>> begin Input rows

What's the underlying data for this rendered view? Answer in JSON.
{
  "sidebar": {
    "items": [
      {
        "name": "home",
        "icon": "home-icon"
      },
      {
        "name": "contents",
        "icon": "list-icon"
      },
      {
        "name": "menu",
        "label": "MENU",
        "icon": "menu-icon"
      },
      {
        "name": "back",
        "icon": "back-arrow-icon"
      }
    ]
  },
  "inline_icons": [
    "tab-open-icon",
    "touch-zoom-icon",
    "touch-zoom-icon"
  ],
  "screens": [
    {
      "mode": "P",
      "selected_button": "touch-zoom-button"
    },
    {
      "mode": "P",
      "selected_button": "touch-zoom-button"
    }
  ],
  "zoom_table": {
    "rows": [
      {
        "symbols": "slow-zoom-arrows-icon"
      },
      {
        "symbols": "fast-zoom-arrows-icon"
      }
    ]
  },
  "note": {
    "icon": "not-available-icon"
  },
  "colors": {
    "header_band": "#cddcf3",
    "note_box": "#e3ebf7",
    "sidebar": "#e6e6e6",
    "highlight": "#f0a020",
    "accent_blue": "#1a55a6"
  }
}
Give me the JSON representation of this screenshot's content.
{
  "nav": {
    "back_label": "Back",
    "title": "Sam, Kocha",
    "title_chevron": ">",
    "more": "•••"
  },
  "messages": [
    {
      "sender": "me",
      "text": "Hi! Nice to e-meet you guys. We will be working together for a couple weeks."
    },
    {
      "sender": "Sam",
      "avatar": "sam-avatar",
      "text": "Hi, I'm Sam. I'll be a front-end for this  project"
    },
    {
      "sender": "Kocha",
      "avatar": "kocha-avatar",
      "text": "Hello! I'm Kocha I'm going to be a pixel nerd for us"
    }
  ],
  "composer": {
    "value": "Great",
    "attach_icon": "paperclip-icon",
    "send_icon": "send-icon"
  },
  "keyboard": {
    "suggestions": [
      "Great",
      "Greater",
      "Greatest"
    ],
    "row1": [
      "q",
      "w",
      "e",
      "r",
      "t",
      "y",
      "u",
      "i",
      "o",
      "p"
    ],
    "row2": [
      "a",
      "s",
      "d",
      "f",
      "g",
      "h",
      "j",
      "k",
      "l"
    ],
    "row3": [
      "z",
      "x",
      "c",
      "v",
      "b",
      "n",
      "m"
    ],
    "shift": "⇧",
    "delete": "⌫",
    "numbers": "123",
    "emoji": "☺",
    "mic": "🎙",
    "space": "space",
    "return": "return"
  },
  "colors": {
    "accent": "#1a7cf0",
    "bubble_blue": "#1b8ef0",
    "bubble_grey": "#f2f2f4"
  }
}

>> end Input rows
>> begin Input rows

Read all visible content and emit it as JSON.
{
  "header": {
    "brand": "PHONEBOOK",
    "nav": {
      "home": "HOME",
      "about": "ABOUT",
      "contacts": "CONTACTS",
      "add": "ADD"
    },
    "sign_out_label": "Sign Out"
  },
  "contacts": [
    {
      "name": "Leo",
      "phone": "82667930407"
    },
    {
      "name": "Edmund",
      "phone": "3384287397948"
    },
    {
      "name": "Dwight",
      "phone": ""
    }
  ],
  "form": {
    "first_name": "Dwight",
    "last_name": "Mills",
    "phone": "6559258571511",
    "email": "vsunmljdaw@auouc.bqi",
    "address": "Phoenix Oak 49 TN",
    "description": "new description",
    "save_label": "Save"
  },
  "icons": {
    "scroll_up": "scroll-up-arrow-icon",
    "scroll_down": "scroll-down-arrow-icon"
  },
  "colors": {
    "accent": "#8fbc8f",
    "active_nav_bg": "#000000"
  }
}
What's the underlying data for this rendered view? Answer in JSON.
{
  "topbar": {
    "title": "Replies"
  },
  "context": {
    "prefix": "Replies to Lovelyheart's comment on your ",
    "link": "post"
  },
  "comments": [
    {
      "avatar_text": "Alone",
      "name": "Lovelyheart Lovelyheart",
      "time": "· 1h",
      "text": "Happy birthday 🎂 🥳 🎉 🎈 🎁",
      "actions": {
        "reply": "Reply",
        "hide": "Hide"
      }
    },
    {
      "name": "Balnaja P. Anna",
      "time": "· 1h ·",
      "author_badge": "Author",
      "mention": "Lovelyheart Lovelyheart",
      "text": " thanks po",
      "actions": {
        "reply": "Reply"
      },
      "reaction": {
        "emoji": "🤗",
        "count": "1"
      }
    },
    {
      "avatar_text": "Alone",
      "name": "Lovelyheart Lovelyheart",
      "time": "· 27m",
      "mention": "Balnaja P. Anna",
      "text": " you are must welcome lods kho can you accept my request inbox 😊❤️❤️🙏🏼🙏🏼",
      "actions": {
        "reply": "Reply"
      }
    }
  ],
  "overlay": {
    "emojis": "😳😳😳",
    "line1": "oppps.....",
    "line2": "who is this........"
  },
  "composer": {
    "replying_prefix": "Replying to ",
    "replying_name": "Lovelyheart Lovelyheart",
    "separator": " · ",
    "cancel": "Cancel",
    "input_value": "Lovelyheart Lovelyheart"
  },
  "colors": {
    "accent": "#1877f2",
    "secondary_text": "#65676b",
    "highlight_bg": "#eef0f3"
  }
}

>> end Input rows
>> begin Input rows

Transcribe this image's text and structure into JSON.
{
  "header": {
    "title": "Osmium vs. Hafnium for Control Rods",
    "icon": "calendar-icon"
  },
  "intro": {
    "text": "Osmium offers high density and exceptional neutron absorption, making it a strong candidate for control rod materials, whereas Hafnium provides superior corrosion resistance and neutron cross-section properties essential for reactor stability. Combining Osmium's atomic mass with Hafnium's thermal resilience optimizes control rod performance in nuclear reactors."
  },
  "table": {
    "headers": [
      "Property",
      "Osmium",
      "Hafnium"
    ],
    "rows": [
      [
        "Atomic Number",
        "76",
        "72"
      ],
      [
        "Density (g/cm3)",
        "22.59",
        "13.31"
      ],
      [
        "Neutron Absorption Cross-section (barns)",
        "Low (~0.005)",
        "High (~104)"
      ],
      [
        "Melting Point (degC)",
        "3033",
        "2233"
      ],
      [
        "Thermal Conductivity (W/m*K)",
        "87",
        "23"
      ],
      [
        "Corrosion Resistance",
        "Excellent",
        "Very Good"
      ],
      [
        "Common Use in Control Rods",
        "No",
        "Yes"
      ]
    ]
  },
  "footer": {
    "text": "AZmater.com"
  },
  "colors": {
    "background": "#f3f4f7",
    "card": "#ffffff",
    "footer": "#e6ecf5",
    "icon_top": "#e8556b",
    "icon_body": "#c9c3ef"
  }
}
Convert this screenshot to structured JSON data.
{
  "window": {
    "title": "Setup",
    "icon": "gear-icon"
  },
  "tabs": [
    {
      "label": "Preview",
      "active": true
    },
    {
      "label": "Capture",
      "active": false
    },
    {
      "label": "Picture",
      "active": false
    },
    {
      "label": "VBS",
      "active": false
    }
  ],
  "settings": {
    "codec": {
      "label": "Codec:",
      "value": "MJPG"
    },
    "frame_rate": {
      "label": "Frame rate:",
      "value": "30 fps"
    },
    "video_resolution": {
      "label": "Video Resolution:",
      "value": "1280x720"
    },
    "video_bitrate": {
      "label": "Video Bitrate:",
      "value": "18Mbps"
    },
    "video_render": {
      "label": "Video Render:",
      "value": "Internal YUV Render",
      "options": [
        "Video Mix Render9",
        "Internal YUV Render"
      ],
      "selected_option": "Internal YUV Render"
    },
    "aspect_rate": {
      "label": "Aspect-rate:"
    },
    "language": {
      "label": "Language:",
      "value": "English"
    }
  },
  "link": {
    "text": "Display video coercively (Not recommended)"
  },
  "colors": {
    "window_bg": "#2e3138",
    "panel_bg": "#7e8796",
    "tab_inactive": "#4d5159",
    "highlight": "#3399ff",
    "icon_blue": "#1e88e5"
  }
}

>> end Input rows

• Your goal:
Reproduce each line from the records that contains the word "Balnaja".

• Solution for this exercise:
      "name": "Balnaja P. Anna",
      "mention": "Balnaja P. Anna",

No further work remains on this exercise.